** START Information shown **

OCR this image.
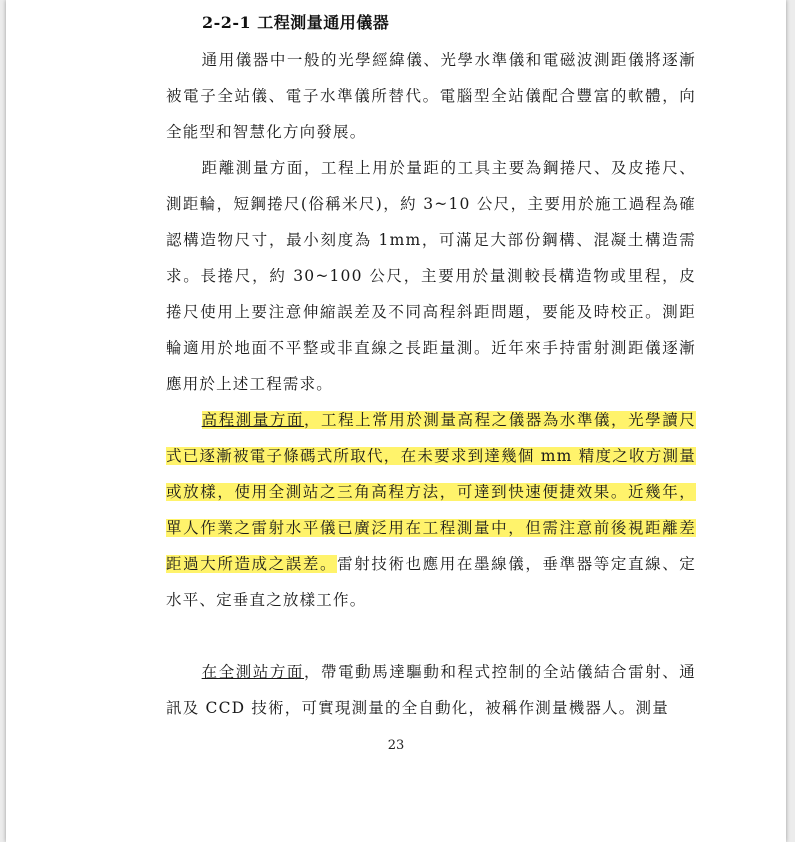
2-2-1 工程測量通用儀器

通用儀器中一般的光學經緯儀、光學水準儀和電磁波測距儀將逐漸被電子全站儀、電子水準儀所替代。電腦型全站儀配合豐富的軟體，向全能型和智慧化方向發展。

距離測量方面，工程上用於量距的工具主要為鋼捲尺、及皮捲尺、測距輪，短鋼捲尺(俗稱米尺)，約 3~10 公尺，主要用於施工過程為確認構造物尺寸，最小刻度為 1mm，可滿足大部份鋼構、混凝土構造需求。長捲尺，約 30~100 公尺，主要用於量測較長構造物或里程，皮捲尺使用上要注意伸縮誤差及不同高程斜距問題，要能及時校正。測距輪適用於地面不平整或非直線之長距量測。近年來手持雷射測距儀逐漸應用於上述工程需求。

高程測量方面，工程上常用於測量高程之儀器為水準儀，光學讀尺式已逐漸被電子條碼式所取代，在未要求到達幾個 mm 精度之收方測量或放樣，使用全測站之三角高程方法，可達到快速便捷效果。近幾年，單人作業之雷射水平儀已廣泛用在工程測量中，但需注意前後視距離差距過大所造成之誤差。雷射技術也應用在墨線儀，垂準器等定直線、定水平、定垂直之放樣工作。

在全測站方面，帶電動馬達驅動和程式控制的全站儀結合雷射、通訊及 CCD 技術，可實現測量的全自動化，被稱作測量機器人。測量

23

** END Information shown **

Given exercise>
Without including any pictures, print all of the material exactly as given.

In response>
OCR this image.
2-2-1 工程測量通用儀器

通用儀器中一般的光學經緯儀、光學水準儀和電磁波測距儀將逐漸被電子全站儀、電子水準儀所替代。電腦型全站儀配合豐富的軟體，向全能型和智慧化方向發展。

距離測量方面，工程上用於量距的工具主要為鋼捲尺、及皮捲尺、測距輪，短鋼捲尺(俗稱米尺)，約 3~10 公尺，主要用於施工過程為確認構造物尺寸，最小刻度為 1mm，可滿足大部份鋼構、混凝土構造需求。長捲尺，約 30~100 公尺，主要用於量測較長構造物或里程，皮捲尺使用上要注意伸縮誤差及不同高程斜距問題，要能及時校正。測距輪適用於地面不平整或非直線之長距量測。近年來手持雷射測距儀逐漸應用於上述工程需求。

高程測量方面，工程上常用於測量高程之儀器為水準儀，光學讀尺式已逐漸被電子條碼式所取代，在未要求到達幾個 mm 精度之收方測量或放樣，使用全測站之三角高程方法，可達到快速便捷效果。近幾年，單人作業之雷射水平儀已廣泛用在工程測量中，但需注意前後視距離差距過大所造成之誤差。雷射技術也應用在墨線儀，垂準器等定直線、定水平、定垂直之放樣工作。

在全測站方面，帶電動馬達驅動和程式控制的全站儀結合雷射、通訊及 CCD 技術，可實現測量的全自動化，被稱作測量機器人。測量

23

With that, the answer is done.